Write out the entries below once more, exactly.

Extracted records:
• • • • •
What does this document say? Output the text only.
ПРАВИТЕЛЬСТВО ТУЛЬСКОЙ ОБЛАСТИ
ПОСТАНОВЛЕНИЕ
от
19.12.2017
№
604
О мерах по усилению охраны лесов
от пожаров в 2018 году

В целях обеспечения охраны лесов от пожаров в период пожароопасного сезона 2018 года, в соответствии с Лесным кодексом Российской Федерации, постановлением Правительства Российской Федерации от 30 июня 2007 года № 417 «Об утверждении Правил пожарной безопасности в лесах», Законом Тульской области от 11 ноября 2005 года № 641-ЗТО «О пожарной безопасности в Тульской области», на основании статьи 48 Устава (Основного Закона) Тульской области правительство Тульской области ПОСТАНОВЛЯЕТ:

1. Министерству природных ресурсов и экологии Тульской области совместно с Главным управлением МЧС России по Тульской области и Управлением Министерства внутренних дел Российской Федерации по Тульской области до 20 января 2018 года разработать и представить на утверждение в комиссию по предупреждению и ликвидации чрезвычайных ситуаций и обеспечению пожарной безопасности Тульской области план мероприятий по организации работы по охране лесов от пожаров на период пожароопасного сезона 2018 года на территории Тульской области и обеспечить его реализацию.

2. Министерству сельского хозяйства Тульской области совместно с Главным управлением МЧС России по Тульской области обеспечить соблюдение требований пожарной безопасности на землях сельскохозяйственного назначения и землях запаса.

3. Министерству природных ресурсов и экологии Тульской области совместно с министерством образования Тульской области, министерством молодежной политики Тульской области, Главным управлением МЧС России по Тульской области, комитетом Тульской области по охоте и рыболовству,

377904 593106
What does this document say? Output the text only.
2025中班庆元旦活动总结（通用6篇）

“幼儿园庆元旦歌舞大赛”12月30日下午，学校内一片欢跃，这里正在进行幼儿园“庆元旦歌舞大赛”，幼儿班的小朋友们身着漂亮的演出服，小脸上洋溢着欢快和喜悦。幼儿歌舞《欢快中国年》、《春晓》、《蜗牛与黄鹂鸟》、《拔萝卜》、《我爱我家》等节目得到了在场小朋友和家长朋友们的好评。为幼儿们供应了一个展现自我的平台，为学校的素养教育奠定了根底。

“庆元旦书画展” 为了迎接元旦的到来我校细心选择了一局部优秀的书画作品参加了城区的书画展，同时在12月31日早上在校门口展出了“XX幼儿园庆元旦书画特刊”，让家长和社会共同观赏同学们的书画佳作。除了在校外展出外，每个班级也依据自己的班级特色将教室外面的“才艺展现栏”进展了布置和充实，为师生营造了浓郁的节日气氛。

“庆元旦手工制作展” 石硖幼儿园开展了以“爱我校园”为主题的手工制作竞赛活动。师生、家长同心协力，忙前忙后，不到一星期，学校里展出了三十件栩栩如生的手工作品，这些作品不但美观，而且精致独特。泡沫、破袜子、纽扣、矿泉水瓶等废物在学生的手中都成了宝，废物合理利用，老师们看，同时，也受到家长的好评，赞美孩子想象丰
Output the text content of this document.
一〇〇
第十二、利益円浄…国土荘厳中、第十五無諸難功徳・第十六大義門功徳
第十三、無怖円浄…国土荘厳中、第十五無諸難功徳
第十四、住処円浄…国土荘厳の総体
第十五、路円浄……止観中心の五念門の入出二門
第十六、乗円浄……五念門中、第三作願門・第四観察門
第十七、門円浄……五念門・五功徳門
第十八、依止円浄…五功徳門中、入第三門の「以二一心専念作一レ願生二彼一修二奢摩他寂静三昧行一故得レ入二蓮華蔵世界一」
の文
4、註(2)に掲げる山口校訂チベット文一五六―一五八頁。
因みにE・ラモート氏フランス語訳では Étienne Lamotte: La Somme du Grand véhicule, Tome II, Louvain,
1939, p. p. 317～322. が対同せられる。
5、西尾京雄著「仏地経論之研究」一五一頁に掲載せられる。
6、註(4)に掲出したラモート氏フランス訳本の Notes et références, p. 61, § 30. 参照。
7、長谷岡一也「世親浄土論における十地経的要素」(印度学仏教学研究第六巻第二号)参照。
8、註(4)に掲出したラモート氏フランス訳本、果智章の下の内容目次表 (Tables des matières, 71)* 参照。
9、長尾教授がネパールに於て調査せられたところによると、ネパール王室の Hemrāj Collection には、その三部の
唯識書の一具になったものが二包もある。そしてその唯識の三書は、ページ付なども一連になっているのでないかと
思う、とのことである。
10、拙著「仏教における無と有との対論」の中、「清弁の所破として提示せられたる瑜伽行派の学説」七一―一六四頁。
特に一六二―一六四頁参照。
• • • • •
TASK ANSWER >>
What does this document say? Output the text only.
ПРАВИТЕЛЬСТВО ТУЛЬСКОЙ ОБЛАСТИ
ПОСТАНОВЛЕНИЕ
от
19.12.2017
№
604
О мерах по усилению охраны лесов
от пожаров в 2018 году

В целях обеспечения охраны лесов от пожаров в период пожароопасного сезона 2018 года, в соответствии с Лесным кодексом Российской Федерации, постановлением Правительства Российской Федерации от 30 июня 2007 года № 417 «Об утверждении Правил пожарной безопасности в лесах», Законом Тульской области от 11 ноября 2005 года № 641-ЗТО «О пожарной безопасности в Тульской области», на основании статьи 48 Устава (Основного Закона) Тульской области правительство Тульской области ПОСТАНОВЛЯЕТ:

1. Министерству природных ресурсов и экологии Тульской области совместно с Главным управлением МЧС России по Тульской области и Управлением Министерства внутренних дел Российской Федерации по Тульской области до 20 января 2018 года разработать и представить на утверждение в комиссию по предупреждению и ликвидации чрезвычайных ситуаций и обеспечению пожарной безопасности Тульской области план мероприятий по организации работы по охране лесов от пожаров на период пожароопасного сезона 2018 года на территории Тульской области и обеспечить его реализацию.

2. Министерству сельского хозяйства Тульской области совместно с Главным управлением МЧС России по Тульской области обеспечить соблюдение требований пожарной безопасности на землях сельскохозяйственного назначения и землях запаса.

3. Министерству природных ресурсов и экологии Тульской области совместно с министерством образования Тульской области, министерством молодежной политики Тульской области, Главным управлением МЧС России по Тульской области, комитетом Тульской области по охоте и рыболовству,

377904 593106
What does this document say? Output the text only.
2025中班庆元旦活动总结（通用6篇）

“幼儿园庆元旦歌舞大赛”12月30日下午，学校内一片欢跃，这里正在进行幼儿园“庆元旦歌舞大赛”，幼儿班的小朋友们身着漂亮的演出服，小脸上洋溢着欢快和喜悦。幼儿歌舞《欢快中国年》、《春晓》、《蜗牛与黄鹂鸟》、《拔萝卜》、《我爱我家》等节目得到了在场小朋友和家长朋友们的好评。为幼儿们供应了一个展现自我的平台，为学校的素养教育奠定了根底。

“庆元旦书画展” 为了迎接元旦的到来我校细心选择了一局部优秀的书画作品参加了城区的书画展，同时在12月31日早上在校门口展出了“XX幼儿园庆元旦书画特刊”，让家长和社会共同观赏同学们的书画佳作。除了在校外展出外，每个班级也依据自己的班级特色将教室外面的“才艺展现栏”进展了布置和充实，为师生营造了浓郁的节日气氛。

“庆元旦手工制作展” 石硖幼儿园开展了以“爱我校园”为主题的手工制作竞赛活动。师生、家长同心协力，忙前忙后，不到一星期，学校里展出了三十件栩栩如生的手工作品，这些作品不但美观，而且精致独特。泡沫、破袜子、纽扣、矿泉水瓶等废物在学生的手中都成了宝，废物合理利用，老师们看，同时，也受到家长的好评，赞美孩子想象丰
Output the text content of this document.
一〇〇
第十二、利益円浄…国土荘厳中、第十五無諸難功徳・第十六大義門功徳
第十三、無怖円浄…国土荘厳中、第十五無諸難功徳
第十四、住処円浄…国土荘厳の総体
第十五、路円浄……止観中心の五念門の入出二門
第十六、乗円浄……五念門中、第三作願門・第四観察門
第十七、門円浄……五念門・五功徳門
第十八、依止円浄…五功徳門中、入第三門の「以二一心専念作一レ願生二彼一修二奢摩他寂静三昧行一故得レ入二蓮華蔵世界一」
の文
4、註(2)に掲げる山口校訂チベット文一五六―一五八頁。
因みにE・ラモート氏フランス語訳では Étienne Lamotte: La Somme du Grand véhicule, Tome II, Louvain,
1939, p. p. 317～322. が対同せられる。
5、西尾京雄著「仏地経論之研究」一五一頁に掲載せられる。
6、註(4)に掲出したラモート氏フランス訳本の Notes et références, p. 61, § 30. 参照。
7、長谷岡一也「世親浄土論における十地経的要素」(印度学仏教学研究第六巻第二号)参照。
8、註(4)に掲出したラモート氏フランス訳本、果智章の下の内容目次表 (Tables des matières, 71)* 参照。
9、長尾教授がネパールに於て調査せられたところによると、ネパール王室の Hemrāj Collection には、その三部の
唯識書の一具になったものが二包もある。そしてその唯識の三書は、ページ付なども一連になっているのでないかと
思う、とのことである。
10、拙著「仏教における無と有との対論」の中、「清弁の所破として提示せられたる瑜伽行派の学説」七一―一六四頁。
特に一六二―一六四頁参照。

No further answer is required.